> _EXTRACT TO READ_:
● ● ● ● ●

I think I'll respond "Lord, I am coming!" (Psalms 27:8)

I want to feast on the richness of God and of His Word, on His love and grace, His holiness and justice, His compassion and unfailing love. This is God, who is not some abstract idea, historical figure, or uncaring deity, but the One who seeks me and invites me to know Him.

I want to claim the verse in Jeremiah 31:14 where God says, "I will satiate the soul of the priest with fatness, and my people shall be satisfied with my goodness, says the Lord".

I want to say with the Psalmist, "My soul shall be satisfied as with marrow and fatness and my mouth shall praise thee with joyful lips". (Psalms 63:5)

This word fatness means richness, abundance and blessing.

Psalms 36:8 promises that "They shall be abundantly satisfied (filled up, to the brim, not wanting any more!) with the fatness (richness, blessing) of thy house (the place where God is) and you shall make them drink of the rivers of thy pleasure". Reminiscent isn't it of Psalms 23 where we're told that "He makes me lie down by still waters...he restores my soul." ?

So this is my resolution. To feast on the abundant richness of God, to listen to what He says, and to let my soul revel in it's increasing girth.

And if "out of the abundance of the heart the mouth speaks" (Luke 6:45), it might not be such a bad resolution for all of us!

● ● ● ● ●

> _DATA EXCERPTS_:
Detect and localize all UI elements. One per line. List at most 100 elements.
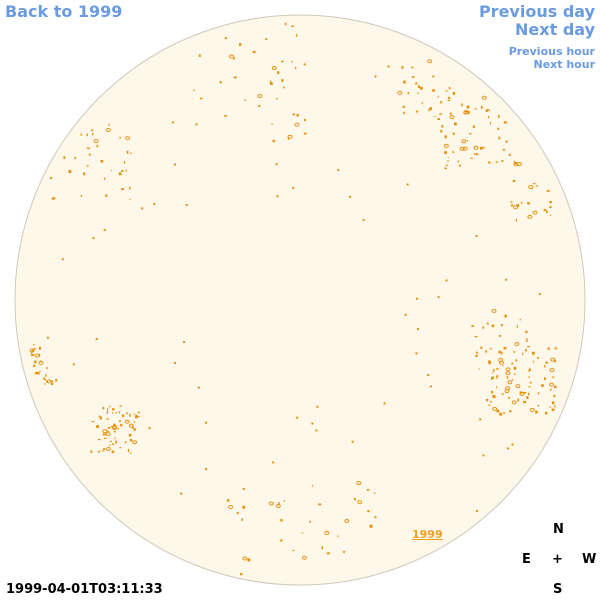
speckle	[183, 340, 186, 343]
speckle	[515, 359, 518, 362]
previous-day-link[interactable]: Previous day	[478, 2, 595, 21]
speckle	[110, 170, 113, 172]
disk-label-link[interactable]: 1999	[412, 528, 443, 541]
speckle	[72, 363, 75, 366]
speckle	[452, 132, 455, 136]
speckle	[496, 367, 499, 370]
speckle	[537, 356, 539, 359]
speckle	[528, 392, 530, 396]
speckle	[533, 182, 536, 185]
speckle	[96, 424, 99, 428]
speckle	[452, 151, 454, 153]
speckle	[517, 398, 520, 402]
next-hour-link[interactable]: Next hour	[533, 58, 596, 71]
speckle	[449, 112, 452, 115]
speckle	[482, 454, 485, 457]
speckle	[101, 450, 104, 452]
speckle	[270, 82, 273, 85]
speckle	[318, 503, 322, 506]
speckle	[485, 350, 487, 353]
speckle	[547, 347, 550, 350]
speckle	[239, 573, 243, 576]
speckle	[490, 378, 493, 381]
speckle	[292, 113, 296, 116]
speckle	[480, 146, 483, 150]
speckle	[466, 105, 470, 109]
speckle	[526, 396, 529, 400]
speckle	[434, 115, 436, 118]
speckle	[437, 95, 439, 98]
speckle	[481, 95, 487, 100]
speckle	[303, 119, 306, 122]
speckle	[185, 203, 188, 206]
speckle	[488, 161, 491, 164]
speckle	[86, 147, 90, 150]
speckle	[373, 492, 376, 494]
speckle	[443, 143, 449, 148]
speckle	[100, 416, 102, 420]
speckle	[51, 197, 55, 200]
speckle	[506, 376, 509, 379]
next-day-link[interactable]: Next day	[515, 20, 595, 39]
compass-north: N	[553, 522, 564, 537]
speckle	[277, 71, 280, 75]
speckle	[421, 102, 423, 105]
speckle	[38, 361, 44, 366]
speckle	[35, 371, 38, 375]
speckle	[103, 437, 107, 439]
speckle	[53, 197, 56, 200]
speckle	[503, 347, 507, 350]
speckle	[479, 418, 482, 421]
speckle	[447, 99, 451, 102]
speckle	[428, 107, 432, 111]
speckle	[535, 185, 538, 187]
speckle	[529, 381, 532, 384]
speckle	[468, 133, 472, 135]
speckle	[34, 360, 37, 364]
speckle	[531, 187, 534, 189]
speckle	[291, 25, 294, 28]
speckle	[105, 447, 111, 452]
speckle	[513, 366, 517, 370]
speckle	[233, 76, 237, 79]
speckle	[44, 378, 47, 381]
speckle	[544, 377, 546, 380]
speckle	[127, 449, 130, 452]
active-regions	[29, 22, 557, 576]
speckle	[448, 87, 451, 90]
speckle	[511, 362, 514, 365]
speckle	[129, 413, 131, 417]
speckle	[90, 450, 93, 453]
speckle	[415, 110, 418, 113]
speckle	[205, 468, 208, 471]
speckle	[103, 228, 106, 231]
speckle	[118, 172, 122, 176]
speckle	[472, 125, 475, 129]
speckle	[403, 80, 406, 84]
speckle	[507, 380, 513, 385]
speckle	[448, 96, 451, 100]
speckle	[505, 371, 511, 376]
speckle	[514, 342, 520, 347]
back-link[interactable]: Back to 1999	[5, 2, 123, 21]
speckle	[522, 352, 524, 356]
speckle	[171, 121, 174, 124]
speckle	[228, 54, 234, 59]
speckle	[441, 125, 444, 128]
previous-hour-link[interactable]: Previous hour	[508, 45, 595, 58]
compass-south: S	[553, 582, 563, 597]
speckle	[39, 370, 41, 372]
speckle	[133, 413, 135, 415]
speckle	[528, 386, 531, 388]
speckle	[301, 532, 304, 534]
speckle	[193, 89, 195, 92]
speckle	[445, 164, 448, 167]
speckle	[224, 115, 227, 117]
speckle	[80, 133, 82, 136]
speckle	[478, 368, 480, 370]
speckle	[46, 379, 52, 384]
speckle	[415, 82, 418, 85]
speckle	[519, 319, 522, 321]
speckle	[195, 123, 198, 126]
speckle	[132, 425, 134, 429]
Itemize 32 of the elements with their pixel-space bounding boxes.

● ● ● ● ●

> _SET PROBLEM_:
Decide whether each statement below agrees with the devotional text, answering yes or no and quoting the words of the text that settle it. (a) The word "fatness" is said to mean richness, abundance and blessing. (b) The verse from Jeremiah 31:14 has God saying that His people shall be satisfied with His goodness. (c) God is described as a historical figure.

> _ANSWER TO THIS PROBLEM_:
(a) Yes: "This word fatness means richness, abundance and blessing."
(b) Yes: "my people shall be satisfied with my goodness"
(c) No: "who is not some abstract idea, historical figure, or uncaring deity"